YOUR INSTRUCTIONS: Lines holding the string "tính" are the ones to copy; find them all in the data.

>> Begin RECORDED INFORMATION

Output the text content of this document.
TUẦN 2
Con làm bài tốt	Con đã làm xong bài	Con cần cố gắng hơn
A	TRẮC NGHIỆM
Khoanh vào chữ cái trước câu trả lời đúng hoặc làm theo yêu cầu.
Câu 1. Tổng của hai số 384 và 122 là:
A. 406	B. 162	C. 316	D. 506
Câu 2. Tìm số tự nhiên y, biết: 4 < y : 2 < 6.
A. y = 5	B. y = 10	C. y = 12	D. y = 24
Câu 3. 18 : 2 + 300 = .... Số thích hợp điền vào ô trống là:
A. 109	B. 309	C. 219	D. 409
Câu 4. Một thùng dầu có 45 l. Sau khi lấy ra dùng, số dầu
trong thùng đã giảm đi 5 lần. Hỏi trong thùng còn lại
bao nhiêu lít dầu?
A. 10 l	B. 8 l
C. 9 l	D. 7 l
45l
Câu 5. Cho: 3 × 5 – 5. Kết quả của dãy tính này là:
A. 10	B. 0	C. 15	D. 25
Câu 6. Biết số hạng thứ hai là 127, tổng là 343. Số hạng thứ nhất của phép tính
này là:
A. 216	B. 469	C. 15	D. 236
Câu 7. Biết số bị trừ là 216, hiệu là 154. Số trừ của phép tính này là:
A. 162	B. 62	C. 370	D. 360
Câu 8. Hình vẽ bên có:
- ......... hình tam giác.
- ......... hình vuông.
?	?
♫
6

>> End RECORDED INFORMATION

THE RESPONSE:
Câu 5. Cho: 3 × 5 – 5. Kết quả của dãy tính này là:
Câu 6. Biết số hạng thứ hai là 127, tổng là 343. Số hạng thứ nhất của phép tính
Câu 7. Biết số bị trừ là 216, hiệu là 154. Số trừ của phép tính này là:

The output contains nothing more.